* Requirement: Below are the records. Gather each line that holds "druhů".

--- --- ---

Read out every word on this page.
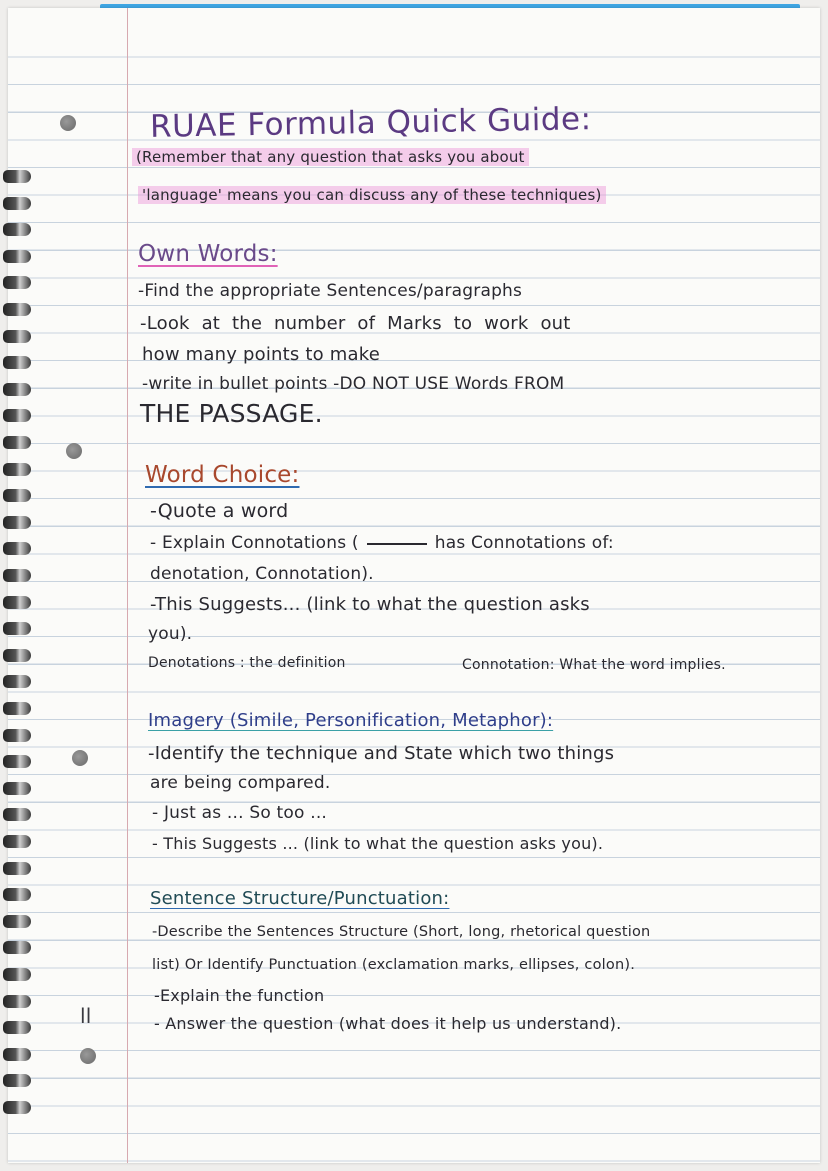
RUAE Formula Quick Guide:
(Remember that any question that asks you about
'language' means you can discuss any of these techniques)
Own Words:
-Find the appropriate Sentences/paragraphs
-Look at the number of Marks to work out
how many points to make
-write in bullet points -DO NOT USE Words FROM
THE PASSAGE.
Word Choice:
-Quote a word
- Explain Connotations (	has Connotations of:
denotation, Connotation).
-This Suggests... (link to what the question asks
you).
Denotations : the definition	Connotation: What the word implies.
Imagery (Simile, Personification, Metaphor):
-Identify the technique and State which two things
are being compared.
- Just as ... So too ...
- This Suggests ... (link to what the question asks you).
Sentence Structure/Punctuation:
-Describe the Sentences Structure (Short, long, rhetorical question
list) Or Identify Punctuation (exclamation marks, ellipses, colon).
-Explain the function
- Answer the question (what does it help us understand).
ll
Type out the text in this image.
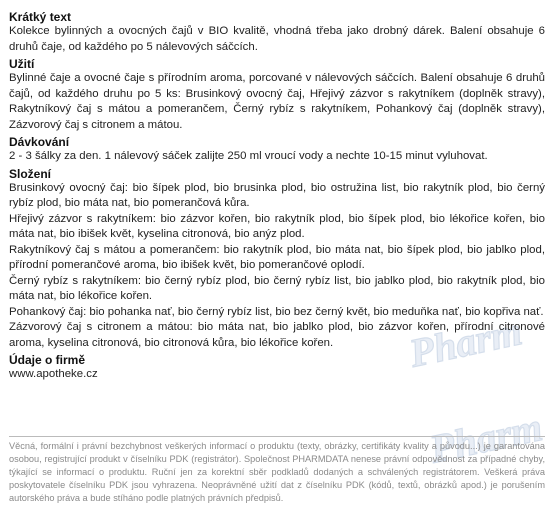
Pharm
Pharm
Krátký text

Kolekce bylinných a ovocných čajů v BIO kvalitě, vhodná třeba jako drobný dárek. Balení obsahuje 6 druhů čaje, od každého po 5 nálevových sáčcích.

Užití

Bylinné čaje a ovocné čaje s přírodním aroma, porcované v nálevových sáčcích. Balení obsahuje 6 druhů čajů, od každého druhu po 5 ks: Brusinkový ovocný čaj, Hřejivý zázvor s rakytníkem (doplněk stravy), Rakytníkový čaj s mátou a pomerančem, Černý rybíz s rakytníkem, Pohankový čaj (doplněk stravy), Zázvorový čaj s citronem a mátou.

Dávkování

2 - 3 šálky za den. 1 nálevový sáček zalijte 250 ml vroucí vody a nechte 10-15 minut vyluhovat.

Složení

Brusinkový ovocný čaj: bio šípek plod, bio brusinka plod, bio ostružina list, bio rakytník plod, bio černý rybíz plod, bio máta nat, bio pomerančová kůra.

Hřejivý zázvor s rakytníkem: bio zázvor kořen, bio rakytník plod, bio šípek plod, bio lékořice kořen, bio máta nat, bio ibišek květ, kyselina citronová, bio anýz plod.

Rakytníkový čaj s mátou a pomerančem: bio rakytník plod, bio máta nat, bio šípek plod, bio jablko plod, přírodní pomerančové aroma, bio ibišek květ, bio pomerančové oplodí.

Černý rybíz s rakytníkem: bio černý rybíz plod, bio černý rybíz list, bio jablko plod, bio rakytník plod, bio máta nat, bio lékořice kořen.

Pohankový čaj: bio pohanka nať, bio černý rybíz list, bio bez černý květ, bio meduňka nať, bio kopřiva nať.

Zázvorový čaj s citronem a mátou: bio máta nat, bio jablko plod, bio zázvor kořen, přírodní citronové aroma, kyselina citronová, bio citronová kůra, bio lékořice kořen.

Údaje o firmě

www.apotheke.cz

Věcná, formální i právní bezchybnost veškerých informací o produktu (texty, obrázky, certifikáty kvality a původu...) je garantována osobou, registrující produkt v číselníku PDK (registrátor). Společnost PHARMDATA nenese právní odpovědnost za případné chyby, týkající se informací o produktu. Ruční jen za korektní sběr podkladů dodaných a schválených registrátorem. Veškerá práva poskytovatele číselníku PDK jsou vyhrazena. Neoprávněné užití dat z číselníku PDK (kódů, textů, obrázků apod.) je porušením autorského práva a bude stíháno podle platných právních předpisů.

--- --- ---

* Written solution:
Kolekce bylinných a ovocných čajů v BIO kvalitě, vhodná třeba jako drobný dárek. Balení obsahuje 6 druhů čaje, od každého po 5 nálevových sáčcích.
Bylinné čaje a ovocné čaje s přírodním aroma, porcované v nálevových sáčcích. Balení obsahuje 6 druhů čajů, od každého druhu po 5 ks: Brusinkový ovocný čaj, Hřejivý zázvor s rakytníkem (doplněk stravy), Rakytníkový čaj s mátou a pomerančem, Černý rybíz s rakytníkem, Pohankový čaj (doplněk stravy), Zázvorový čaj s citronem a mátou.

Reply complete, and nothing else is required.